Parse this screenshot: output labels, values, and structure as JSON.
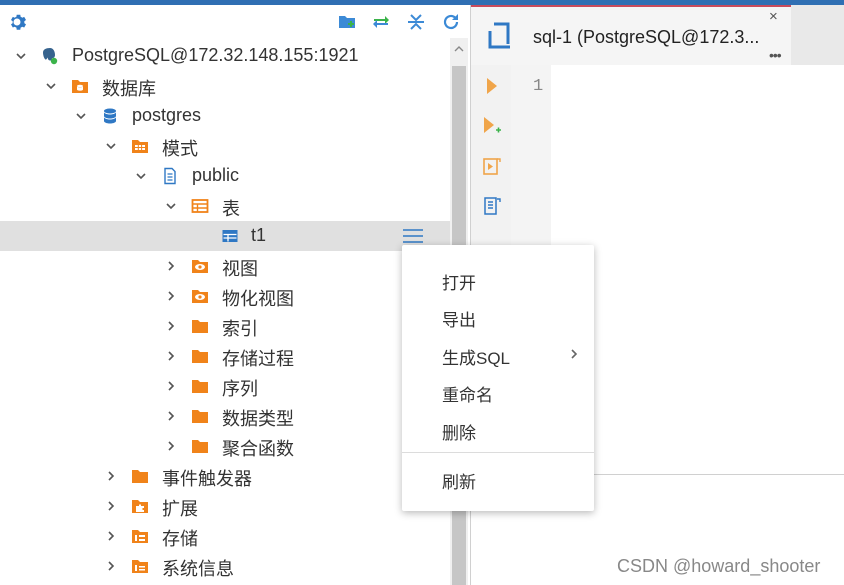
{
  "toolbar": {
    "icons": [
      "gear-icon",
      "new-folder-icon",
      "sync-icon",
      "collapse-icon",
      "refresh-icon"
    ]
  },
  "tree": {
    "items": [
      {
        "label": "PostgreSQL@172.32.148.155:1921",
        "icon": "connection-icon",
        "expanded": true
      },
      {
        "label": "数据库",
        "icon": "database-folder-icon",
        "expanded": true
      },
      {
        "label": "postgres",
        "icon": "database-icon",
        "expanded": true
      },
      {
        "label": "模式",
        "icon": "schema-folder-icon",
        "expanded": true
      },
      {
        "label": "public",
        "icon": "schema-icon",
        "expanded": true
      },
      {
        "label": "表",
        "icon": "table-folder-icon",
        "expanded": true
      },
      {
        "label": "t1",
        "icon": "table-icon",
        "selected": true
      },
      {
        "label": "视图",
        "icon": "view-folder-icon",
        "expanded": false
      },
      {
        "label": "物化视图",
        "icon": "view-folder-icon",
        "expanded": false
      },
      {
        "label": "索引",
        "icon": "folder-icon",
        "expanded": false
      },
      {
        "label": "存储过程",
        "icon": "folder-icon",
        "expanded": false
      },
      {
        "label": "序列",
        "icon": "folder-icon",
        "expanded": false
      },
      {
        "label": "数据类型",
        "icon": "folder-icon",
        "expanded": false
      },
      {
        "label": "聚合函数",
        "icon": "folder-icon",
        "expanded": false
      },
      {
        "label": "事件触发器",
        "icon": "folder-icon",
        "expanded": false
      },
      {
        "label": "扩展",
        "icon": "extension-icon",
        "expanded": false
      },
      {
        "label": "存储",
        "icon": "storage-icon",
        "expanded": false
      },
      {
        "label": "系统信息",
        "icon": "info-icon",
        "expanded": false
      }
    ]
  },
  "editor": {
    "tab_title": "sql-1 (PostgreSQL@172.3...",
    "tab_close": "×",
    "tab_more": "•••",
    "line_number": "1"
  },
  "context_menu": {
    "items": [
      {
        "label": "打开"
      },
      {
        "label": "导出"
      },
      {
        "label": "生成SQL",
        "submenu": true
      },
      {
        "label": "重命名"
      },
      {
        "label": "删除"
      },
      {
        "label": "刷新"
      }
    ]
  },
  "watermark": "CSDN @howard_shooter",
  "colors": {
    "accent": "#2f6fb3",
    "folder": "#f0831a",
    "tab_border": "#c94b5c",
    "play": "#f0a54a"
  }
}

■ TASK TO COMPLETE:
Extract every line containing the string "schema" from the material.

■ THE RESULT:
        "icon": "schema-folder-icon",
        "icon": "schema-icon",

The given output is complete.